[start EXTRACTED ENTRIES]

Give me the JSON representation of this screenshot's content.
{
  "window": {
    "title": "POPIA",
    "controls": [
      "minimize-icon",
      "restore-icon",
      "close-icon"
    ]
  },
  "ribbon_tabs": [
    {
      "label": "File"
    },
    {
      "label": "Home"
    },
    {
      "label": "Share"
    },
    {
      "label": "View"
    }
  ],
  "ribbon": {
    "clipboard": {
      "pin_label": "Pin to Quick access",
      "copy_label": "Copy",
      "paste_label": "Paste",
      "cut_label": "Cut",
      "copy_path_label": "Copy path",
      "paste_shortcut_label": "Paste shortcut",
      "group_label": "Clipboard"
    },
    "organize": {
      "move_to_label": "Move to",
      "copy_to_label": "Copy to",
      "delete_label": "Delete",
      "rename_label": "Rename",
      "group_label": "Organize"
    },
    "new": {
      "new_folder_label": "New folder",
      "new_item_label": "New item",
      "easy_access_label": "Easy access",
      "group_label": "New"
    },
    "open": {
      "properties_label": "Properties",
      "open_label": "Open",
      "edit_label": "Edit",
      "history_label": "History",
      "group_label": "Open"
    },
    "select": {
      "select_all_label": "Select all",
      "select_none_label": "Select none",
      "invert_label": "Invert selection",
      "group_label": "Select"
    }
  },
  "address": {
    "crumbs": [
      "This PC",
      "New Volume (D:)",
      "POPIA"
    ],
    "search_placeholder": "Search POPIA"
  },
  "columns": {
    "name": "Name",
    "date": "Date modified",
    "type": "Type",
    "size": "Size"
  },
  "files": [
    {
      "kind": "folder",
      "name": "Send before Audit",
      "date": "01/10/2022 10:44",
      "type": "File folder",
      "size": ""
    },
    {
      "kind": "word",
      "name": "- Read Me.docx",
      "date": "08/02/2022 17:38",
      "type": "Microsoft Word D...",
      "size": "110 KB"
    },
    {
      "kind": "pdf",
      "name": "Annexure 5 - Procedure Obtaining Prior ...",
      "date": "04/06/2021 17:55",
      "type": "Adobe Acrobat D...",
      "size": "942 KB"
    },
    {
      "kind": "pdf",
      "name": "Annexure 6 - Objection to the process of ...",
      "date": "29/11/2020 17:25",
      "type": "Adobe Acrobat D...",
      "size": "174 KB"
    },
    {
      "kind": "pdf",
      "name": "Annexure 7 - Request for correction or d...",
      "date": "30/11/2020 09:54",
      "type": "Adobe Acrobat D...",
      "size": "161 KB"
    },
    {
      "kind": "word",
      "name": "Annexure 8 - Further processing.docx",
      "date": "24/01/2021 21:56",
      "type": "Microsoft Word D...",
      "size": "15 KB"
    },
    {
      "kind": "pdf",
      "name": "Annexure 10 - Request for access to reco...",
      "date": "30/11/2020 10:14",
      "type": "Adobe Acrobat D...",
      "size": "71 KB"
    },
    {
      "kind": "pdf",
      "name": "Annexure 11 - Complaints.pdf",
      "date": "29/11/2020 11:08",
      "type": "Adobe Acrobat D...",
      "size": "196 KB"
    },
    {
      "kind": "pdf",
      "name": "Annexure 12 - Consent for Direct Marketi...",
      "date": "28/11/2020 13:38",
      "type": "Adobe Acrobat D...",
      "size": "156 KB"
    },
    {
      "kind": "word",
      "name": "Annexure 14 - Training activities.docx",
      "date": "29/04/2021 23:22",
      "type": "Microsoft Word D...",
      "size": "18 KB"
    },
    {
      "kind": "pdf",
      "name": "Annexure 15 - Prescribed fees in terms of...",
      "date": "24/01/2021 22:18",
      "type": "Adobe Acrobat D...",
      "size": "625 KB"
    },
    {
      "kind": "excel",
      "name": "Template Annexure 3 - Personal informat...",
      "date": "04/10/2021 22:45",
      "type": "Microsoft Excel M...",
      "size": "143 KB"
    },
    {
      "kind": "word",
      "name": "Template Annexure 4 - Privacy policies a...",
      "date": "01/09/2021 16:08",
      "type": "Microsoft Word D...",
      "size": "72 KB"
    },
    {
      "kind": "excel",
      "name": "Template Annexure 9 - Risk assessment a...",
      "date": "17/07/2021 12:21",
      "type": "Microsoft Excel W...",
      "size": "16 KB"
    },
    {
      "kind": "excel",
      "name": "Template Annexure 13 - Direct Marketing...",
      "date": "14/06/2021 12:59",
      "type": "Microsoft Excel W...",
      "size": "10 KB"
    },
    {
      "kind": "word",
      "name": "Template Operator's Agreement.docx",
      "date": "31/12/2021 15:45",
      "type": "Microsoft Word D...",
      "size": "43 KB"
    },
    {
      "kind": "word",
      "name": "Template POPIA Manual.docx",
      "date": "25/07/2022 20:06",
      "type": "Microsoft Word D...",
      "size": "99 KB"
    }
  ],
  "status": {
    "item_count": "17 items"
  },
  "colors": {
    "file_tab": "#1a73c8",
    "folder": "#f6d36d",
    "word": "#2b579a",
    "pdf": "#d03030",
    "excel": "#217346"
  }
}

[end EXTRACTED ENTRIES]

§ **GOAL OF THE EXERCISE**
Print the whole listing again, exactly.

§ **WRITTEN SOLUTION**
Give me the JSON representation of this screenshot's content.
{
  "window": {
    "title": "POPIA",
    "controls": [
      "minimize-icon",
      "restore-icon",
      "close-icon"
    ]
  },
  "ribbon_tabs": [
    {
      "label": "File"
    },
    {
      "label": "Home"
    },
    {
      "label": "Share"
    },
    {
      "label": "View"
    }
  ],
  "ribbon": {
    "clipboard": {
      "pin_label": "Pin to Quick access",
      "copy_label": "Copy",
      "paste_label": "Paste",
      "cut_label": "Cut",
      "copy_path_label": "Copy path",
      "paste_shortcut_label": "Paste shortcut",
      "group_label": "Clipboard"
    },
    "organize": {
      "move_to_label": "Move to",
      "copy_to_label": "Copy to",
      "delete_label": "Delete",
      "rename_label": "Rename",
      "group_label": "Organize"
    },
    "new": {
      "new_folder_label": "New folder",
      "new_item_label": "New item",
      "easy_access_label": "Easy access",
      "group_label": "New"
    },
    "open": {
      "properties_label": "Properties",
      "open_label": "Open",
      "edit_label": "Edit",
      "history_label": "History",
      "group_label": "Open"
    },
    "select": {
      "select_all_label": "Select all",
      "select_none_label": "Select none",
      "invert_label": "Invert selection",
      "group_label": "Select"
    }
  },
  "address": {
    "crumbs": [
      "This PC",
      "New Volume (D:)",
      "POPIA"
    ],
    "search_placeholder": "Search POPIA"
  },
  "columns": {
    "name": "Name",
    "date": "Date modified",
    "type": "Type",
    "size": "Size"
  },
  "files": [
    {
      "kind": "folder",
      "name": "Send before Audit",
      "date": "01/10/2022 10:44",
      "type": "File folder",
      "size": ""
    },
    {
      "kind": "word",
      "name": "- Read Me.docx",
      "date": "08/02/2022 17:38",
      "type": "Microsoft Word D...",
      "size": "110 KB"
    },
    {
      "kind": "pdf",
      "name": "Annexure 5 - Procedure Obtaining Prior ...",
      "date": "04/06/2021 17:55",
      "type": "Adobe Acrobat D...",
      "size": "942 KB"
    },
    {
      "kind": "pdf",
      "name": "Annexure 6 - Objection to the process of ...",
      "date": "29/11/2020 17:25",
      "type": "Adobe Acrobat D...",
      "size": "174 KB"
    },
    {
      "kind": "pdf",
      "name": "Annexure 7 - Request for correction or d...",
      "date": "30/11/2020 09:54",
      "type": "Adobe Acrobat D...",
      "size": "161 KB"
    },
    {
      "kind": "word",
      "name": "Annexure 8 - Further processing.docx",
      "date": "24/01/2021 21:56",
      "type": "Microsoft Word D...",
      "size": "15 KB"
    },
    {
      "kind": "pdf",
      "name": "Annexure 10 - Request for access to reco...",
      "date": "30/11/2020 10:14",
      "type": "Adobe Acrobat D...",
      "size": "71 KB"
    },
    {
      "kind": "pdf",
      "name": "Annexure 11 - Complaints.pdf",
      "date": "29/11/2020 11:08",
      "type": "Adobe Acrobat D...",
      "size": "196 KB"
    },
    {
      "kind": "pdf",
      "name": "Annexure 12 - Consent for Direct Marketi...",
      "date": "28/11/2020 13:38",
      "type": "Adobe Acrobat D...",
      "size": "156 KB"
    },
    {
      "kind": "word",
      "name": "Annexure 14 - Training activities.docx",
      "date": "29/04/2021 23:22",
      "type": "Microsoft Word D...",
      "size": "18 KB"
    },
    {
      "kind": "pdf",
      "name": "Annexure 15 - Prescribed fees in terms of...",
      "date": "24/01/2021 22:18",
      "type": "Adobe Acrobat D...",
      "size": "625 KB"
    },
    {
      "kind": "excel",
      "name": "Template Annexure 3 - Personal informat...",
      "date": "04/10/2021 22:45",
      "type": "Microsoft Excel M...",
      "size": "143 KB"
    },
    {
      "kind": "word",
      "name": "Template Annexure 4 - Privacy policies a...",
      "date": "01/09/2021 16:08",
      "type": "Microsoft Word D...",
      "size": "72 KB"
    },
    {
      "kind": "excel",
      "name": "Template Annexure 9 - Risk assessment a...",
      "date": "17/07/2021 12:21",
      "type": "Microsoft Excel W...",
      "size": "16 KB"
    },
    {
      "kind": "excel",
      "name": "Template Annexure 13 - Direct Marketing...",
      "date": "14/06/2021 12:59",
      "type": "Microsoft Excel W...",
      "size": "10 KB"
    },
    {
      "kind": "word",
      "name": "Template Operator's Agreement.docx",
      "date": "31/12/2021 15:45",
      "type": "Microsoft Word D...",
      "size": "43 KB"
    },
    {
      "kind": "word",
      "name": "Template POPIA Manual.docx",
      "date": "25/07/2022 20:06",
      "type": "Microsoft Word D...",
      "size": "99 KB"
    }
  ],
  "status": {
    "item_count": "17 items"
  },
  "colors": {
    "file_tab": "#1a73c8",
    "folder": "#f6d36d",
    "word": "#2b579a",
    "pdf": "#d03030",
    "excel": "#217346"
  }
}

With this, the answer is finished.